(Dataset rows)
━━━━━━━━━━━━━━━━
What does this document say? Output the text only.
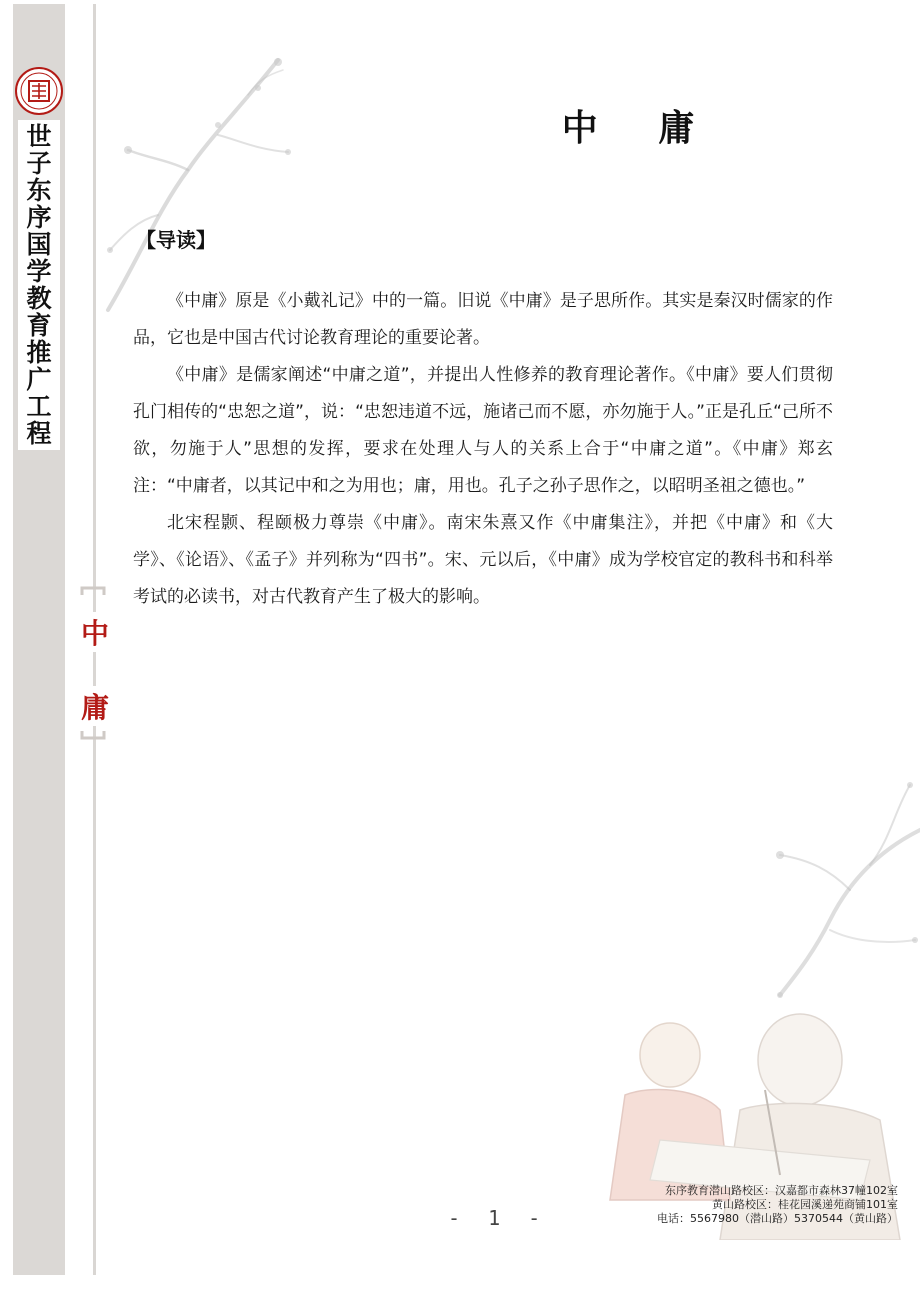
世
子
东
序
国
学
教
育
推
广
工
程
中
庸
中 庸
【导读】

《中庸》原是《小戴礼记》中的一篇。旧说《中庸》是子思所作。其实是秦汉时儒家的作品，它也是中国古代讨论教育理论的重要论著。

《中庸》是儒家阐述“中庸之道”，并提出人性修养的教育理论著作。《中庸》要人们贯彻孔门相传的“忠恕之道”，说：“忠恕违道不远，施诸己而不愿，亦勿施于人。”正是孔丘“己所不欲，勿施于人”思想的发挥，要求在处理人与人的关系上合于“中庸之道”。《中庸》郑玄注：“中庸者，以其记中和之为用也；庸，用也。孔子之孙子思作之，以昭明圣祖之德也。”

北宋程颢、程颐极力尊崇《中庸》。南宋朱熹又作《中庸集注》，并把《中庸》和《大学》、《论语》、《孟子》并列称为“四书”。宋、元以后，《中庸》成为学校官定的教科书和科举考试的必读书，对古代教育产生了极大的影响。

- 1 -
东序教育潜山路校区：汉嘉都市森林37幢102室
黄山路校区：桂花园溪递苑商铺101室
电话：5567980（潜山路）5370544（黄山路）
━━━━━━━━━━━━━━━━
• _What you are asked to do_: Restate the entire listing word for word, excluding pictures.

• _Correct answer_:
What does this document say? Output the text only.
世
子
东
序
国
学
教
育
推
广
工
程
中
庸
中 庸
【导读】

《中庸》原是《小戴礼记》中的一篇。旧说《中庸》是子思所作。其实是秦汉时儒家的作品，它也是中国古代讨论教育理论的重要论著。

《中庸》是儒家阐述“中庸之道”，并提出人性修养的教育理论著作。《中庸》要人们贯彻孔门相传的“忠恕之道”，说：“忠恕违道不远，施诸己而不愿，亦勿施于人。”正是孔丘“己所不欲，勿施于人”思想的发挥，要求在处理人与人的关系上合于“中庸之道”。《中庸》郑玄注：“中庸者，以其记中和之为用也；庸，用也。孔子之孙子思作之，以昭明圣祖之德也。”

北宋程颢、程颐极力尊崇《中庸》。南宋朱熹又作《中庸集注》，并把《中庸》和《大学》、《论语》、《孟子》并列称为“四书”。宋、元以后，《中庸》成为学校官定的教科书和科举考试的必读书，对古代教育产生了极大的影响。

- 1 -
东序教育潜山路校区：汉嘉都市森林37幢102室
黄山路校区：桂花园溪递苑商铺101室
电话：5567980（潜山路）5370544（黄山路）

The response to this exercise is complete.